EXERCISES TO COMPLETE
A – Write out the part of the post on 15-year mortgages that opens with the words containing "But come on" and closes with "forced savings account.".
B – Translate this sentence from the post on 15-year mortgages into Spanish: "FINALLY the mortgage industry is reporting an increase in 15 year fixed rate mortgages."

Core Financial Values

Encourage Owning "Free and Clear"

Posted on Sunday, May 24, 2009

FINALLY the mortgage industry is reporting an increase in 15 year fixed rate mortgages. Let's face it, the main reason any of us would get a 15 year loan over a 30 year loan is because we want to own our home free and clear as soon as possible. What an amazing concept!

Granted 15 year mortgages carry lower interest rates than their 30 year sister loans (generally about a quarter of a point less) but overall the payments on a 15 year mortgage tend to be bigger than those on a 30 years since the borrower is paying more principal with each payment monthly in order to have the loan paid back in half the time. The payment on a $400K 15 year loan at 4.375% interest is $3034 a month compared to a comparable 30 year loan payment which today would be around $2056 a month.

But come on folks, paying off principal is not a "cost." It more akin to taking one asset (cash) and converting it into another asset (home equity). Sort of like a forced savings account.
PLUS if you factor in the overall savings in interest between a 15 year and a 30 year loan you can practically pay for your kids college tuition! In the above example, the interest saved by choosing a 15 year over a 30 year loan is a whopping $194K!

New 15 year mortgages increased from about 40K in Jan to about 75K in Feb. And the dollar volume more than doubled again from Feb to March from about $7.5 billion to about $16 billion.

DATA SEGMENT
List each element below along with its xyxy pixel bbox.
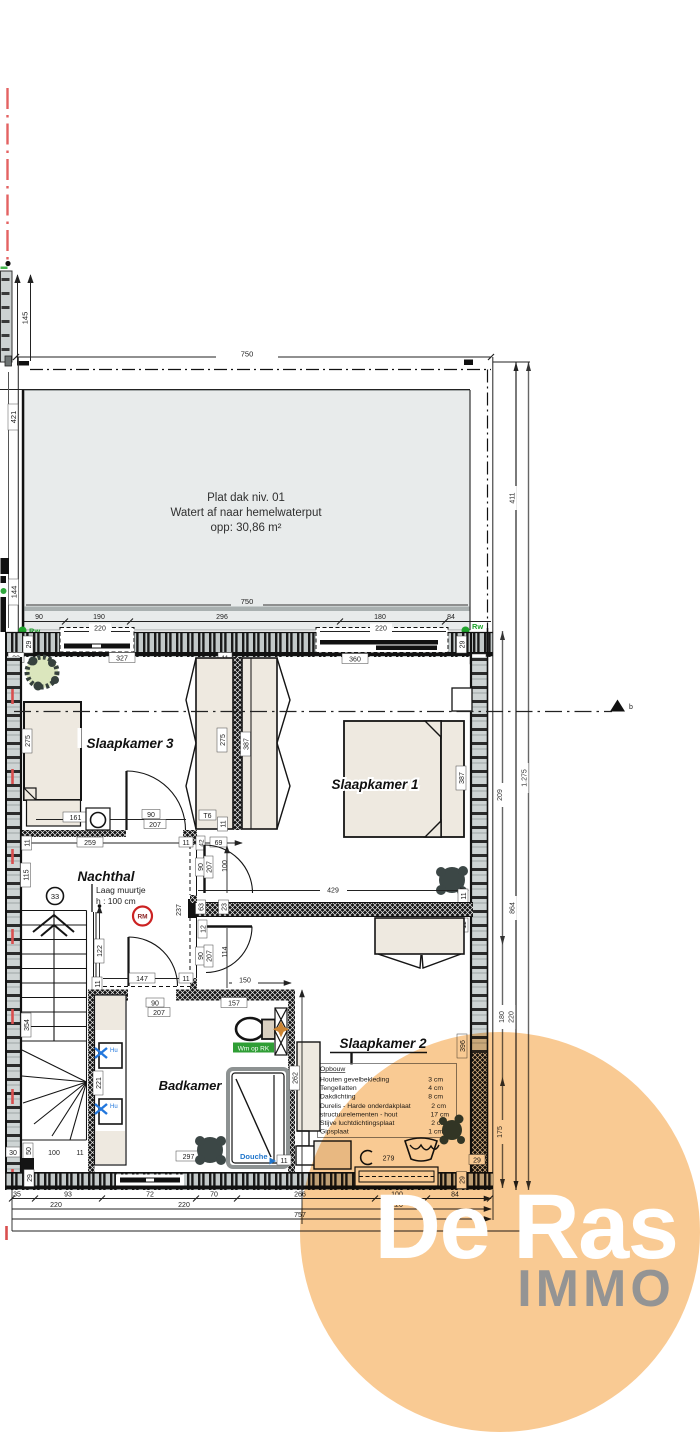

ANSWER SET
A –
But come on folks, paying off principal is not a "cost." It more akin to taking one asset (cash) and converting it into another asset (home equity). Sort of like a forced savings account.

B – POR FIN la industria hipotecaria está reportando un aumento en las hipotecas a tasa fija de 15 años.